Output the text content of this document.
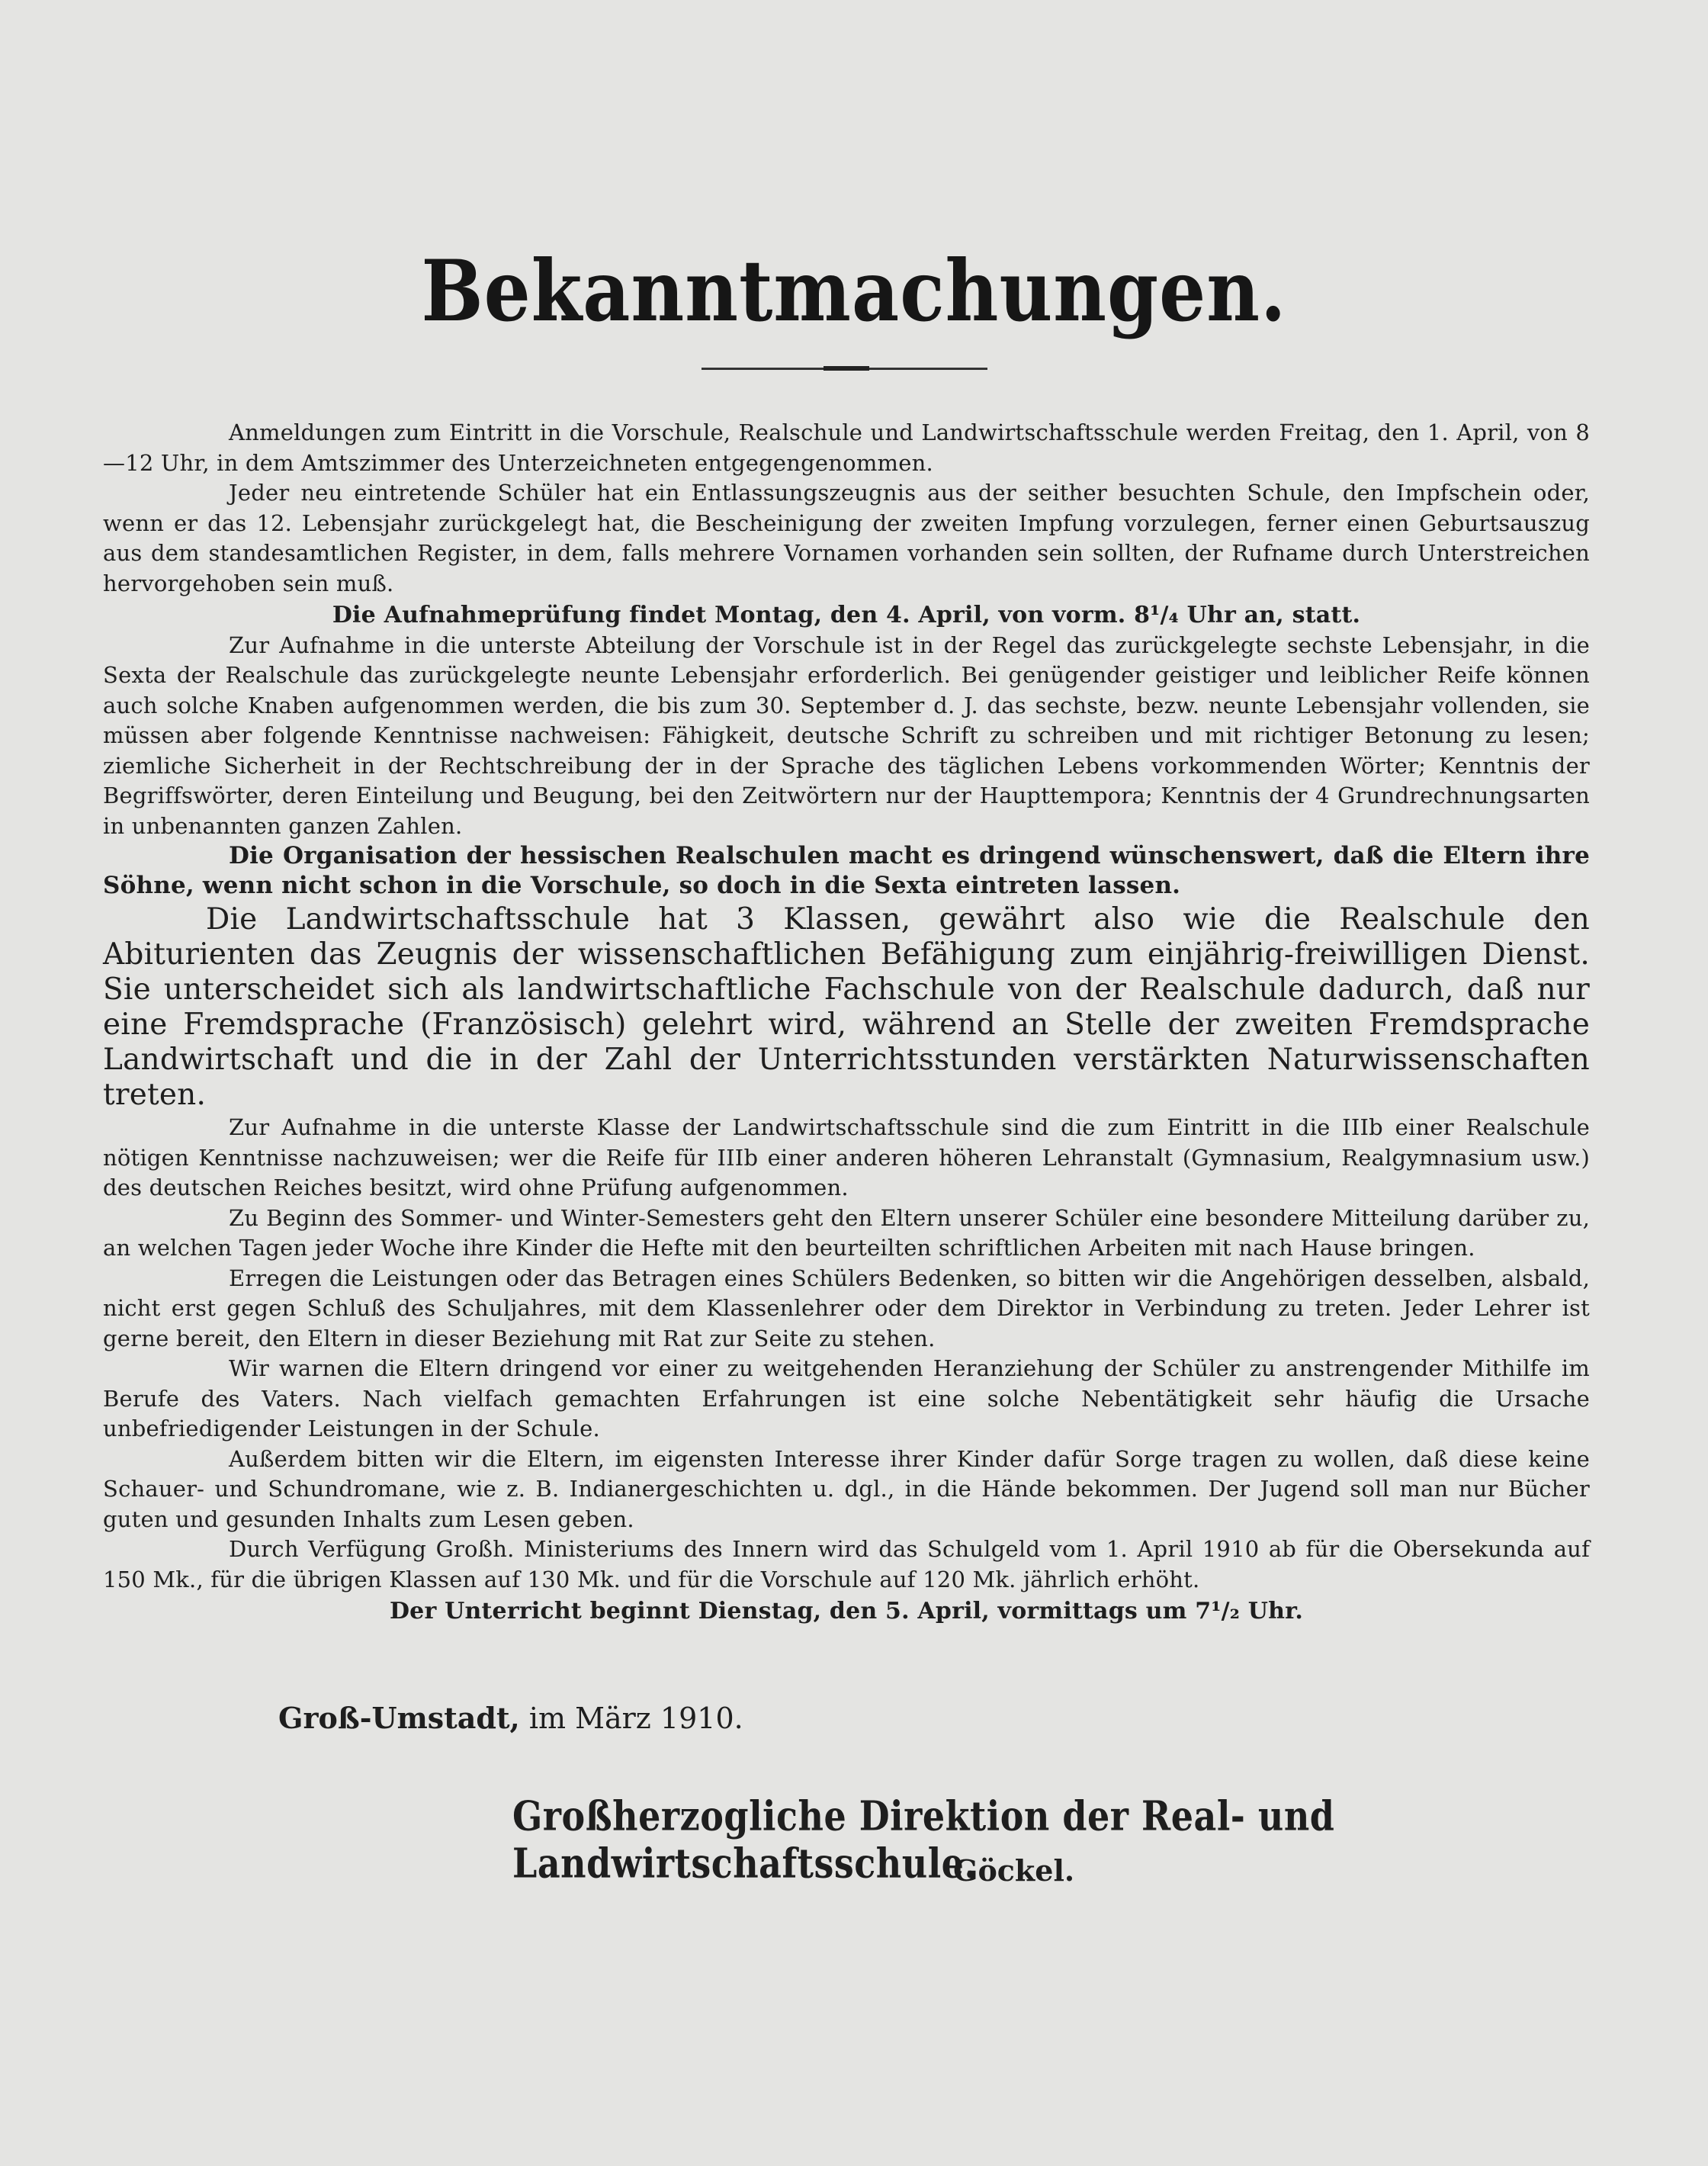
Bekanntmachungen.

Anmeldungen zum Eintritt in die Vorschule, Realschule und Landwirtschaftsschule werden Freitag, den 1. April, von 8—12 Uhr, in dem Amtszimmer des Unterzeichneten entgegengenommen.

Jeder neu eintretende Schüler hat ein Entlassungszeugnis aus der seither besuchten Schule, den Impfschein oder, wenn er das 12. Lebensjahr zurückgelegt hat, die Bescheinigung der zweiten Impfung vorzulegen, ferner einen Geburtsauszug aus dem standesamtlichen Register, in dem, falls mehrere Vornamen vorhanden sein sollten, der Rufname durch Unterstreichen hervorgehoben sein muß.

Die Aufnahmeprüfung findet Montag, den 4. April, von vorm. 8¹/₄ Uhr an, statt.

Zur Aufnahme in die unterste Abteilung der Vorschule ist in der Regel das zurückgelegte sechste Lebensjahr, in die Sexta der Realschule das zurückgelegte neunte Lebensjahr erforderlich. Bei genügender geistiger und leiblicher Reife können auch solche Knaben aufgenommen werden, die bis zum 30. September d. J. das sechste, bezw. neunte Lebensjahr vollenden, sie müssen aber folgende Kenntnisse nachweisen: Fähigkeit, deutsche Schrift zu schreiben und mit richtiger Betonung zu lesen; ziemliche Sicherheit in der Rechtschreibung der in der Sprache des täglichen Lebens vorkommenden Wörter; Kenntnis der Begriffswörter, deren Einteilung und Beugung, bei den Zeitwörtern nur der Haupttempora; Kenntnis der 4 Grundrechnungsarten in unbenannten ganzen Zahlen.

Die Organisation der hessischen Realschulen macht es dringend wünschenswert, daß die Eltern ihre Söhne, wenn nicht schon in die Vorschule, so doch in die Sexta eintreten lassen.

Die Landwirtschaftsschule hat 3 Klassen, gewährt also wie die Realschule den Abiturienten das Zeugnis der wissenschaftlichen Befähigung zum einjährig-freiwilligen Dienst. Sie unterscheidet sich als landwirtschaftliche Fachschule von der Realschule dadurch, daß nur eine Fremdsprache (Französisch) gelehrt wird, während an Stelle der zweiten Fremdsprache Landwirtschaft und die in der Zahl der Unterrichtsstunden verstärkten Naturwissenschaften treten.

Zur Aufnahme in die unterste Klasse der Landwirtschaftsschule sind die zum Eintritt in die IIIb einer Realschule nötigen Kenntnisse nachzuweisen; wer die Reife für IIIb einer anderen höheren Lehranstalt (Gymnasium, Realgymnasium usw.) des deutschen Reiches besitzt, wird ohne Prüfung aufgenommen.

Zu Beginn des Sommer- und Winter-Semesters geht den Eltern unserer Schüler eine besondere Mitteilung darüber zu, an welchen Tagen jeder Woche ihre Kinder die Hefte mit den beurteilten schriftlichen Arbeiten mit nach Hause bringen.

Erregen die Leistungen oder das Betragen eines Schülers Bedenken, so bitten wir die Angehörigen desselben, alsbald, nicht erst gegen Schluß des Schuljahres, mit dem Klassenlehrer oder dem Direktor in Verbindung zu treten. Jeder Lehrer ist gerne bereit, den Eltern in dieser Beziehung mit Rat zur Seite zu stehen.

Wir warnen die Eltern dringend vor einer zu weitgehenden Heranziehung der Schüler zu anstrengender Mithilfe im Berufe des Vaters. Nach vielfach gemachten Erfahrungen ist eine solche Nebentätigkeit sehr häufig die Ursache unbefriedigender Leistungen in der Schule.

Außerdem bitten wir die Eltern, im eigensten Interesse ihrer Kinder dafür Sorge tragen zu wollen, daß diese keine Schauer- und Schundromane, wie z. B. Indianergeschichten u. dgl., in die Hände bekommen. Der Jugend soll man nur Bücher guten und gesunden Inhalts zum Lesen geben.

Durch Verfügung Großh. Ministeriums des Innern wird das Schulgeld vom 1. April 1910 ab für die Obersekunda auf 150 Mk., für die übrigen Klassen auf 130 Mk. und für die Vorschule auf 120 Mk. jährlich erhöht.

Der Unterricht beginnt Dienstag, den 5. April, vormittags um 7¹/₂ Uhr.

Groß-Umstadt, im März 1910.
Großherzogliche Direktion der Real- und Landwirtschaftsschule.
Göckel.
====
All of the entries above are to be written out exactly, with no pictures.

Output the text content of this document.
Bekanntmachungen.

Anmeldungen zum Eintritt in die Vorschule, Realschule und Landwirtschaftsschule werden Freitag, den 1. April, von 8—12 Uhr, in dem Amtszimmer des Unterzeichneten entgegengenommen.

Jeder neu eintretende Schüler hat ein Entlassungszeugnis aus der seither besuchten Schule, den Impfschein oder, wenn er das 12. Lebensjahr zurückgelegt hat, die Bescheinigung der zweiten Impfung vorzulegen, ferner einen Geburtsauszug aus dem standesamtlichen Register, in dem, falls mehrere Vornamen vorhanden sein sollten, der Rufname durch Unterstreichen hervorgehoben sein muß.

Die Aufnahmeprüfung findet Montag, den 4. April, von vorm. 8¹/₄ Uhr an, statt.

Zur Aufnahme in die unterste Abteilung der Vorschule ist in der Regel das zurückgelegte sechste Lebensjahr, in die Sexta der Realschule das zurückgelegte neunte Lebensjahr erforderlich. Bei genügender geistiger und leiblicher Reife können auch solche Knaben aufgenommen werden, die bis zum 30. September d. J. das sechste, bezw. neunte Lebensjahr vollenden, sie müssen aber folgende Kenntnisse nachweisen: Fähigkeit, deutsche Schrift zu schreiben und mit richtiger Betonung zu lesen; ziemliche Sicherheit in der Rechtschreibung der in der Sprache des täglichen Lebens vorkommenden Wörter; Kenntnis der Begriffswörter, deren Einteilung und Beugung, bei den Zeitwörtern nur der Haupttempora; Kenntnis der 4 Grundrechnungsarten in unbenannten ganzen Zahlen.

Die Organisation der hessischen Realschulen macht es dringend wünschenswert, daß die Eltern ihre Söhne, wenn nicht schon in die Vorschule, so doch in die Sexta eintreten lassen.

Die Landwirtschaftsschule hat 3 Klassen, gewährt also wie die Realschule den Abiturienten das Zeugnis der wissenschaftlichen Befähigung zum einjährig-freiwilligen Dienst. Sie unterscheidet sich als landwirtschaftliche Fachschule von der Realschule dadurch, daß nur eine Fremdsprache (Französisch) gelehrt wird, während an Stelle der zweiten Fremdsprache Landwirtschaft und die in der Zahl der Unterrichtsstunden verstärkten Naturwissenschaften treten.

Zur Aufnahme in die unterste Klasse der Landwirtschaftsschule sind die zum Eintritt in die IIIb einer Realschule nötigen Kenntnisse nachzuweisen; wer die Reife für IIIb einer anderen höheren Lehranstalt (Gymnasium, Realgymnasium usw.) des deutschen Reiches besitzt, wird ohne Prüfung aufgenommen.

Zu Beginn des Sommer- und Winter-Semesters geht den Eltern unserer Schüler eine besondere Mitteilung darüber zu, an welchen Tagen jeder Woche ihre Kinder die Hefte mit den beurteilten schriftlichen Arbeiten mit nach Hause bringen.

Erregen die Leistungen oder das Betragen eines Schülers Bedenken, so bitten wir die Angehörigen desselben, alsbald, nicht erst gegen Schluß des Schuljahres, mit dem Klassenlehrer oder dem Direktor in Verbindung zu treten. Jeder Lehrer ist gerne bereit, den Eltern in dieser Beziehung mit Rat zur Seite zu stehen.

Wir warnen die Eltern dringend vor einer zu weitgehenden Heranziehung der Schüler zu anstrengender Mithilfe im Berufe des Vaters. Nach vielfach gemachten Erfahrungen ist eine solche Nebentätigkeit sehr häufig die Ursache unbefriedigender Leistungen in der Schule.

Außerdem bitten wir die Eltern, im eigensten Interesse ihrer Kinder dafür Sorge tragen zu wollen, daß diese keine Schauer- und Schundromane, wie z. B. Indianergeschichten u. dgl., in die Hände bekommen. Der Jugend soll man nur Bücher guten und gesunden Inhalts zum Lesen geben.

Durch Verfügung Großh. Ministeriums des Innern wird das Schulgeld vom 1. April 1910 ab für die Obersekunda auf 150 Mk., für die übrigen Klassen auf 130 Mk. und für die Vorschule auf 120 Mk. jährlich erhöht.

Der Unterricht beginnt Dienstag, den 5. April, vormittags um 7¹/₂ Uhr.

Groß-Umstadt, im März 1910.
Großherzogliche Direktion der Real- und Landwirtschaftsschule.
Göckel.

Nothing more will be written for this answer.